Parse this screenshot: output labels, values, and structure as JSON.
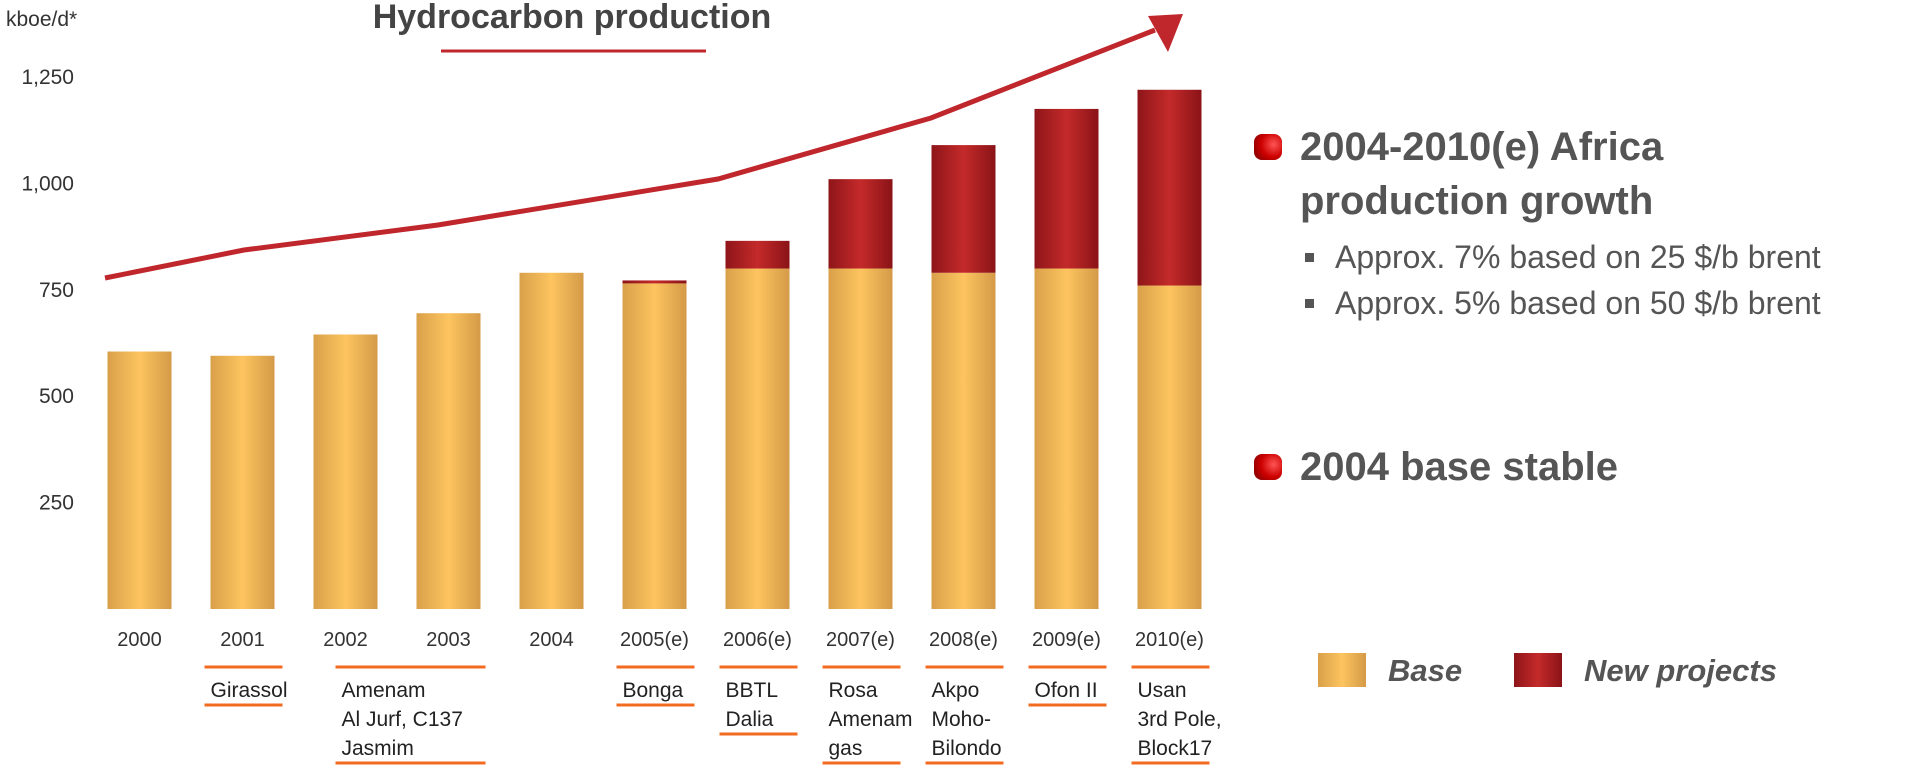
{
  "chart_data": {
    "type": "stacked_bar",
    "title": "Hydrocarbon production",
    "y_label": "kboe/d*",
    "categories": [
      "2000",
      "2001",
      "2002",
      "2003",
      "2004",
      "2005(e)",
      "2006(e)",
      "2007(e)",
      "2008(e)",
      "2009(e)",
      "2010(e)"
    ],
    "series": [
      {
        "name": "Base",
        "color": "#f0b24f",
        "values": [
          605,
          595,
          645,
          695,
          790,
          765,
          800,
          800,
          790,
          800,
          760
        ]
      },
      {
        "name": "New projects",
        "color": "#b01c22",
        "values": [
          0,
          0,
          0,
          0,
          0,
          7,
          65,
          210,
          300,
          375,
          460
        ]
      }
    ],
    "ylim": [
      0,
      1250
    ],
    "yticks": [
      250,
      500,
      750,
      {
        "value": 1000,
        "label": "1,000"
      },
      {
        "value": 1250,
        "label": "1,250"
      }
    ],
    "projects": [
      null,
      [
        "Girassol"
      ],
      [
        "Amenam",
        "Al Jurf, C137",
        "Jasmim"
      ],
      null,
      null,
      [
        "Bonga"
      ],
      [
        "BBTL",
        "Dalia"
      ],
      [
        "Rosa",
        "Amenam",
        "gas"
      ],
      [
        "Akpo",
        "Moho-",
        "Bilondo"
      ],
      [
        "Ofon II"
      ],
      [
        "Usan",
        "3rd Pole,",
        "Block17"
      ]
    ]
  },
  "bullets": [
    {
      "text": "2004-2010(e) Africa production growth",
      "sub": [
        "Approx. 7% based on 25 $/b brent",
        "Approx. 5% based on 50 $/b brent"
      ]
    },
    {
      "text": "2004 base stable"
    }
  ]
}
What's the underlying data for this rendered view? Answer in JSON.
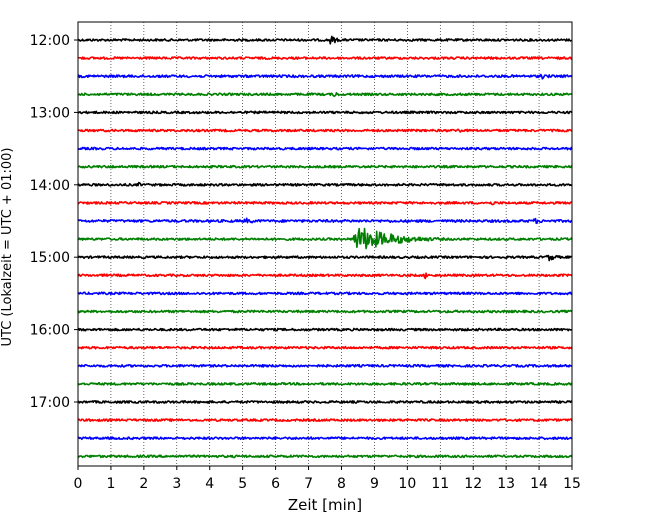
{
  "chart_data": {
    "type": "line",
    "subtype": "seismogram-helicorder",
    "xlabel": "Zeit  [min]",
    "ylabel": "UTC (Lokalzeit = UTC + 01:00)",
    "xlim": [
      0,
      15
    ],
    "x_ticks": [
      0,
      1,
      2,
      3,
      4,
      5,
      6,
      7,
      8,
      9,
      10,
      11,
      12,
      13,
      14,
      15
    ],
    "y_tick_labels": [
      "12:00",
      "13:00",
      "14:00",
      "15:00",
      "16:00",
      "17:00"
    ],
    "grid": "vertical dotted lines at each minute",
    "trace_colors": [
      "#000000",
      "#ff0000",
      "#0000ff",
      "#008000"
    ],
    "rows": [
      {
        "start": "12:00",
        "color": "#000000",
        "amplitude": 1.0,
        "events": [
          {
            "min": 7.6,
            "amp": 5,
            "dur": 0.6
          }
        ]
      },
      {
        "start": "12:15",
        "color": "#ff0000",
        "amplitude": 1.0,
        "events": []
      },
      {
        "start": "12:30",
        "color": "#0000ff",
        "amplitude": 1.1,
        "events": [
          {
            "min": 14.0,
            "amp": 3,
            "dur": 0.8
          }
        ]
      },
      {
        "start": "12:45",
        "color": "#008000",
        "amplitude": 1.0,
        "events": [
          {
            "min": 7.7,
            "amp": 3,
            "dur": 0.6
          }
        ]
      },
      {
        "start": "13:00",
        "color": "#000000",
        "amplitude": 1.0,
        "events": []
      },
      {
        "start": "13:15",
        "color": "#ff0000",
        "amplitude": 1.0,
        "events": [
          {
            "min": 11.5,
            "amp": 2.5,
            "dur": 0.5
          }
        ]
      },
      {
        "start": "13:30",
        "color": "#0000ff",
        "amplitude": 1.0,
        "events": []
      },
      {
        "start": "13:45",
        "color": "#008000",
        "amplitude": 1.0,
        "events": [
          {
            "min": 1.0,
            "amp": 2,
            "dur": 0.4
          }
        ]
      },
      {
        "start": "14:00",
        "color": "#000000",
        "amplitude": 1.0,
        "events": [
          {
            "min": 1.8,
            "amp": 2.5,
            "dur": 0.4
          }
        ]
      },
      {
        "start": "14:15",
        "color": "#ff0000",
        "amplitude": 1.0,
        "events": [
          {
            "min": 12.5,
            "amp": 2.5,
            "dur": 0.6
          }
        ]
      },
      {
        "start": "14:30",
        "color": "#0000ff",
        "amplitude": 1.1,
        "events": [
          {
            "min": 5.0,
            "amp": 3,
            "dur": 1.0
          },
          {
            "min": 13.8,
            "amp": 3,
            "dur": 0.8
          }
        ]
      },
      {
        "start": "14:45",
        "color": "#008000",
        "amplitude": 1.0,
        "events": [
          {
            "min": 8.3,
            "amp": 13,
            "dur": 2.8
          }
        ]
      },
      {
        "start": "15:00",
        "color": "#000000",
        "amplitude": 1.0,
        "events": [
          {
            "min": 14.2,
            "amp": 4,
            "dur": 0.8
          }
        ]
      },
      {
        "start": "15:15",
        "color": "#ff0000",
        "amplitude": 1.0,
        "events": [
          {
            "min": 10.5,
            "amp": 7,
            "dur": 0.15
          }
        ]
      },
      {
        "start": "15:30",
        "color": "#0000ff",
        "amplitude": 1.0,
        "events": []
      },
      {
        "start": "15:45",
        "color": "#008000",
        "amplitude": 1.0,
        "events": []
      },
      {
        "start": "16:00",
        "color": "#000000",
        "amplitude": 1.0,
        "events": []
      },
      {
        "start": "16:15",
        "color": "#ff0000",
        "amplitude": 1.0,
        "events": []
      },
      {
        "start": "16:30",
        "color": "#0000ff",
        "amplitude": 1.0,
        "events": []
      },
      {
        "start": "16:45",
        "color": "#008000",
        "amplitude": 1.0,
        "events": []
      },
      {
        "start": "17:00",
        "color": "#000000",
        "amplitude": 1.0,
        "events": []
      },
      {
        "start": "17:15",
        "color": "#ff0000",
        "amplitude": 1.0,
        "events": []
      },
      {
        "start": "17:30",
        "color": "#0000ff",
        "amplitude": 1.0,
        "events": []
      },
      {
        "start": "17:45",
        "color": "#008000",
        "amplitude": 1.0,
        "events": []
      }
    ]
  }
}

* * *

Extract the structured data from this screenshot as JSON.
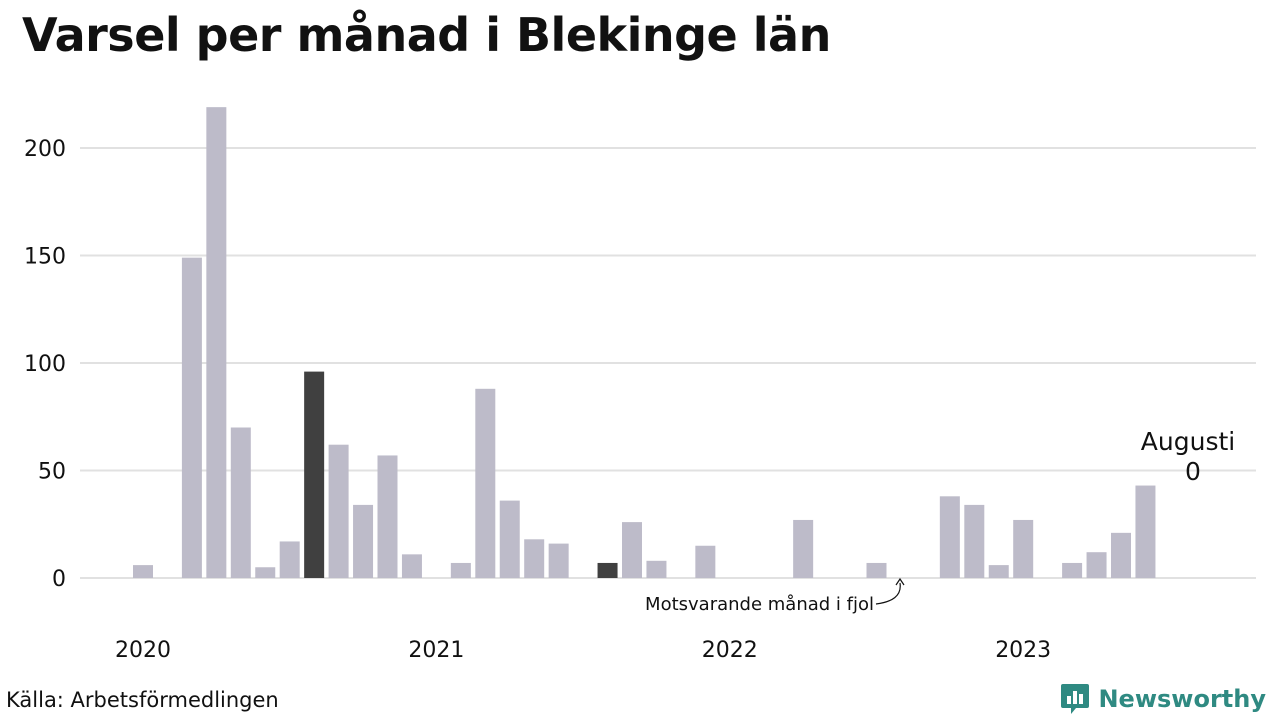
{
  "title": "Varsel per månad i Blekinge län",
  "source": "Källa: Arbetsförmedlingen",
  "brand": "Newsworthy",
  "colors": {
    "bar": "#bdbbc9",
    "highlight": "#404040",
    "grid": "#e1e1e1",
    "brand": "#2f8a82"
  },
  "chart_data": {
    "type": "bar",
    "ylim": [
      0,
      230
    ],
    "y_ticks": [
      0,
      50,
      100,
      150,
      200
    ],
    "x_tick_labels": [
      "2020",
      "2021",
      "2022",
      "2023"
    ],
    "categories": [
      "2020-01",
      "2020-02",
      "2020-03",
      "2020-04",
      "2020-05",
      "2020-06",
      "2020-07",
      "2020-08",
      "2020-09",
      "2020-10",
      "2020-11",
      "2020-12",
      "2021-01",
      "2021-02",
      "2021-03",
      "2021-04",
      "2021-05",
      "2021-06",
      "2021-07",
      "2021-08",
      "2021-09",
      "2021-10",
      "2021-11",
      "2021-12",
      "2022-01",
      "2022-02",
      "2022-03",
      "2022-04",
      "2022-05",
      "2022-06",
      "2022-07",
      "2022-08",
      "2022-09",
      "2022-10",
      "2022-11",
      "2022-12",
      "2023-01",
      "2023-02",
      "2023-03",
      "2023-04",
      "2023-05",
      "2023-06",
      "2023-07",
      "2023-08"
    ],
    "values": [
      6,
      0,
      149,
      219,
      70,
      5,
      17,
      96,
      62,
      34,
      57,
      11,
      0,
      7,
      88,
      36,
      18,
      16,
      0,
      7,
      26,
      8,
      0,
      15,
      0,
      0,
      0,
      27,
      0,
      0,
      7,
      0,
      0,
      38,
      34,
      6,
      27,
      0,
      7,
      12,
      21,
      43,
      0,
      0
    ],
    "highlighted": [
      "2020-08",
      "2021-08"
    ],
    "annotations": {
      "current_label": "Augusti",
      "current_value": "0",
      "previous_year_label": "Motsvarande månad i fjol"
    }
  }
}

Do this = Copy out every line where the word "screenshot" occurs.

The output =
Parse this screenshot: output labels, values, and structure as JSON.
Extract the structured data from this screenshot as JSON.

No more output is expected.